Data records
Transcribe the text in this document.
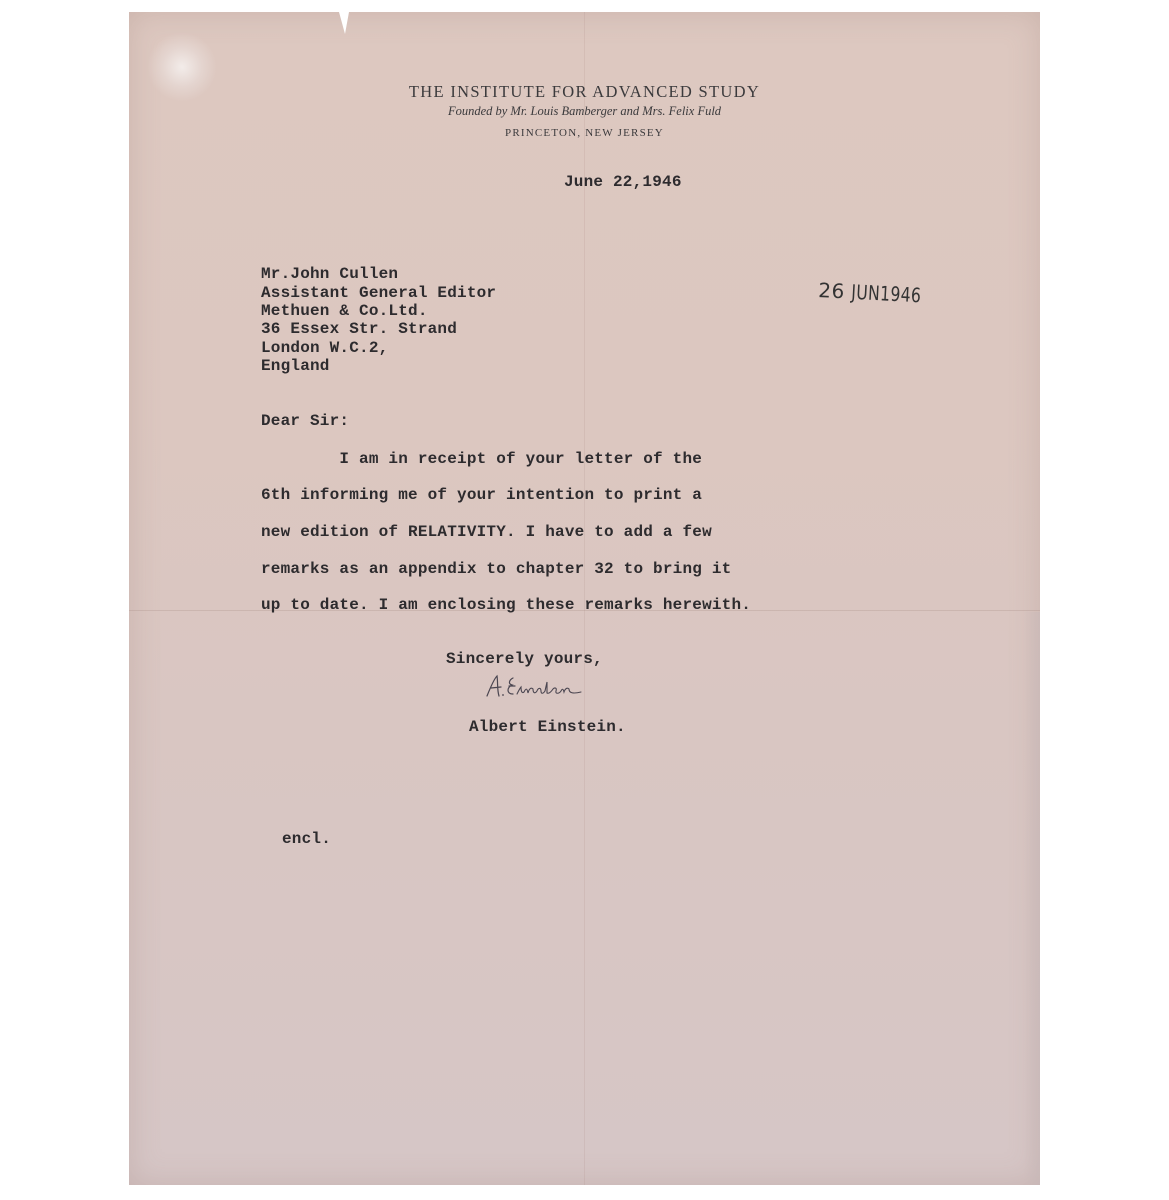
THE INSTITUTE FOR ADVANCED STUDY
Founded by Mr. Louis Bamberger and Mrs. Felix Fuld
PRINCETON, NEW JERSEY
June 22,1946
Mr.John Cullen
Assistant General Editor
Methuen & Co.Ltd.
36 Essex Str. Strand
London W.C.2,
England
26 JUN1946
Dear Sir:
I am in receipt of your letter of the
6th informing me of your intention to print a
new edition of RELATIVITY. I have to add a few
remarks as an appendix to chapter 32 to bring it
up to date. I am enclosing these remarks herewith.
Sincerely yours,
Albert Einstein.
encl.
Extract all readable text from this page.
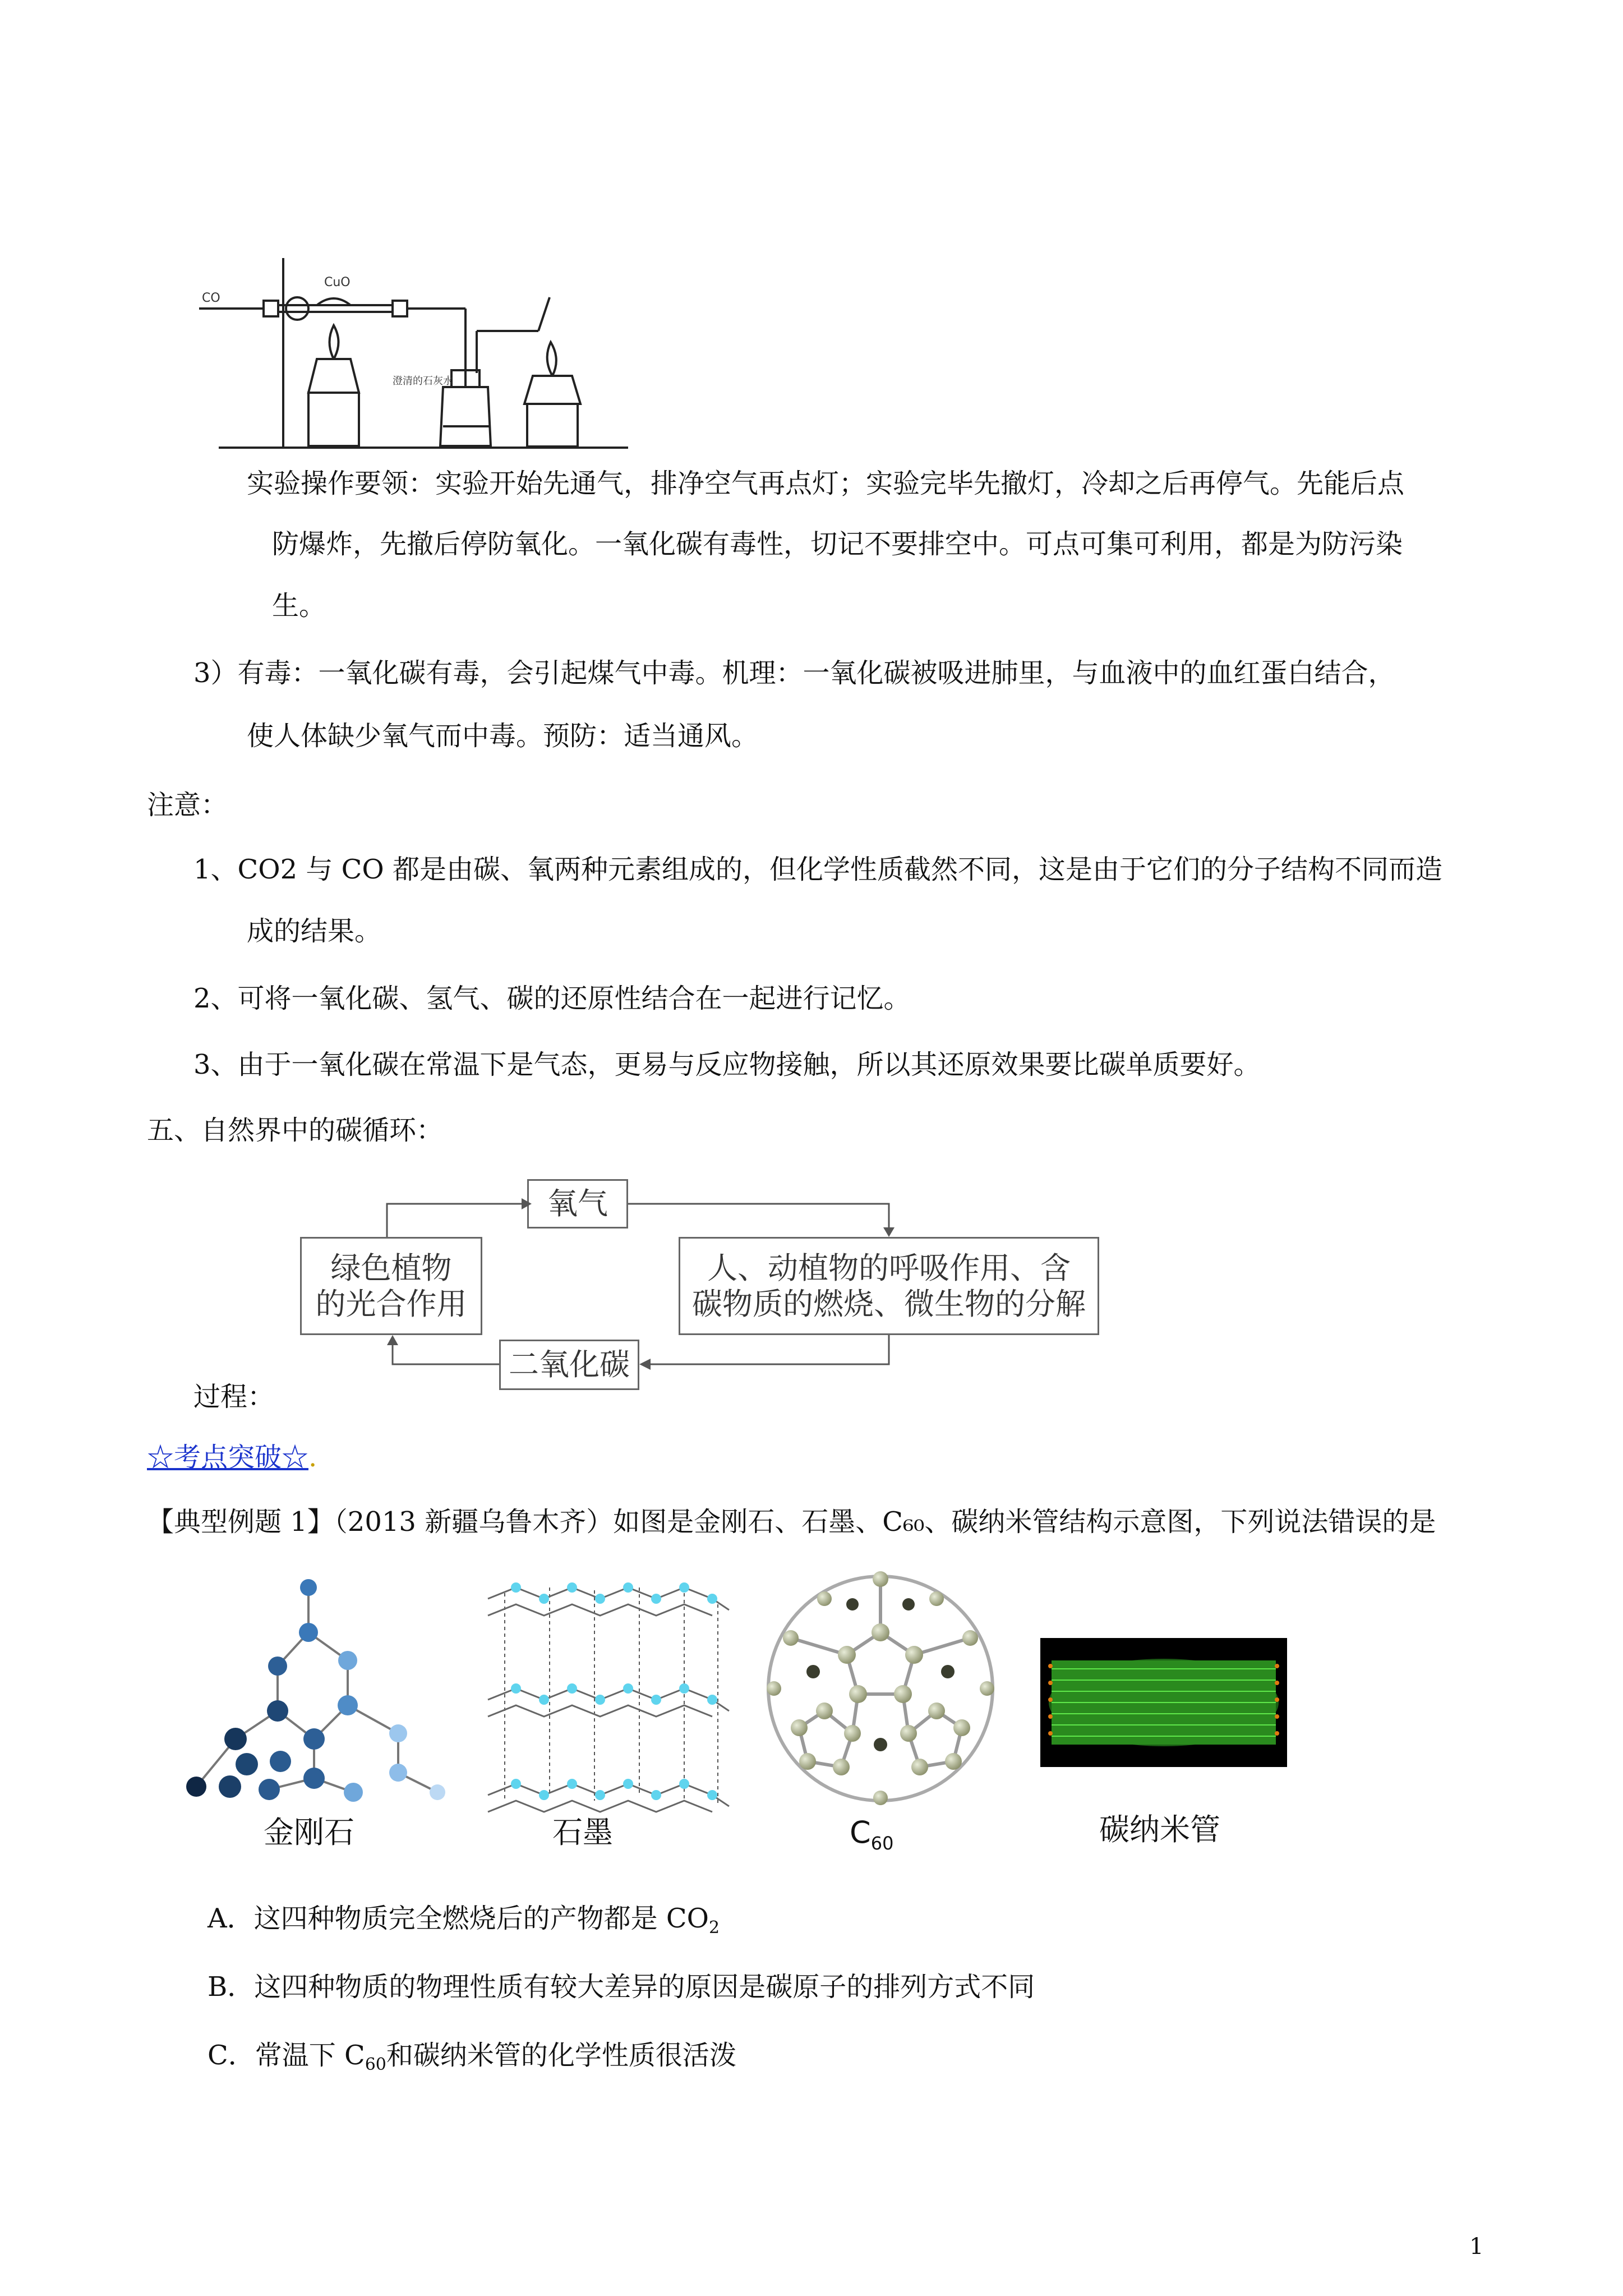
CO
CuO
澄清的石灰水
实验操作要领：实验开始先通气，排净空气再点灯；实验完毕先撤灯，冷却之后再停气。先能后点
防爆炸，先撤后停防氧化。一氧化碳有毒性，切记不要排空中。可点可集可利用，都是为防污染
生。
3）有毒：一氧化碳有毒，会引起煤气中毒。机理：一氧化碳被吸进肺里，与血液中的血红蛋白结合，
使人体缺少氧气而中毒。预防：适当通风。
注意：
1、CO2 与 CO 都是由碳、氧两种元素组成的，但化学性质截然不同，这是由于它们的分子结构不同而造
成的结果。
2、可将一氧化碳、氢气、碳的还原性结合在一起进行记忆。
3、由于一氧化碳在常温下是气态，更易与反应物接触，所以其还原效果要比碳单质要好。
五、自然界中的碳循环：
氧气
绿色植物
的光合作用
人、动植物的呼吸作用、含
碳物质的燃烧、微生物的分解
二氧化碳
过程：
☆考点突破☆.
【典型例题 1】（2013 新疆乌鲁木齐）如图是金刚石、石墨、C₆₀、碳纳米管结构示意图，下列说法错误的是
金刚石	石墨	$C_{60}$	碳纳米管
A．这四种物质完全燃烧后的产物都是 $CO_2$
B．这四种物质的物理性质有较大差异的原因是碳原子的排列方式不同
C．常温下 $C_{60}$和碳纳米管的化学性质很活泼
1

CHALLENGE: Output the lines above in full and exactly as given, omitting any pictures.

CORRECT OUTPUT:
Transcribe the text in this document.
THE INSTITUTE FOR ADVANCED STUDY
Founded by Mr. Louis Bamberger and Mrs. Felix Fuld
PRINCETON, NEW JERSEY
June 22,1946
Mr.John Cullen
Assistant General Editor
Methuen & Co.Ltd.
36 Essex Str. Strand
London W.C.2,
England
26 JUN1946
Dear Sir:
I am in receipt of your letter of the
6th informing me of your intention to print a
new edition of RELATIVITY. I have to add a few
remarks as an appendix to chapter 32 to bring it
up to date. I am enclosing these remarks herewith.
Sincerely yours,
Albert Einstein.
encl.
Extract all readable text from this page.
CO
CuO
澄清的石灰水
实验操作要领：实验开始先通气，排净空气再点灯；实验完毕先撤灯，冷却之后再停气。先能后点
防爆炸，先撤后停防氧化。一氧化碳有毒性，切记不要排空中。可点可集可利用，都是为防污染
生。
3）有毒：一氧化碳有毒，会引起煤气中毒。机理：一氧化碳被吸进肺里，与血液中的血红蛋白结合，
使人体缺少氧气而中毒。预防：适当通风。
注意：
1、CO2 与 CO 都是由碳、氧两种元素组成的，但化学性质截然不同，这是由于它们的分子结构不同而造
成的结果。
2、可将一氧化碳、氢气、碳的还原性结合在一起进行记忆。
3、由于一氧化碳在常温下是气态，更易与反应物接触，所以其还原效果要比碳单质要好。
五、自然界中的碳循环：
氧气
绿色植物
的光合作用
人、动植物的呼吸作用、含
碳物质的燃烧、微生物的分解
二氧化碳
过程：
☆考点突破☆.
【典型例题 1】（2013 新疆乌鲁木齐）如图是金刚石、石墨、C₆₀、碳纳米管结构示意图，下列说法错误的是
金刚石	石墨	$C_{60}$	碳纳米管
A．这四种物质完全燃烧后的产物都是 $CO_2$
B．这四种物质的物理性质有较大差异的原因是碳原子的排列方式不同
C．常温下 $C_{60}$和碳纳米管的化学性质很活泼
1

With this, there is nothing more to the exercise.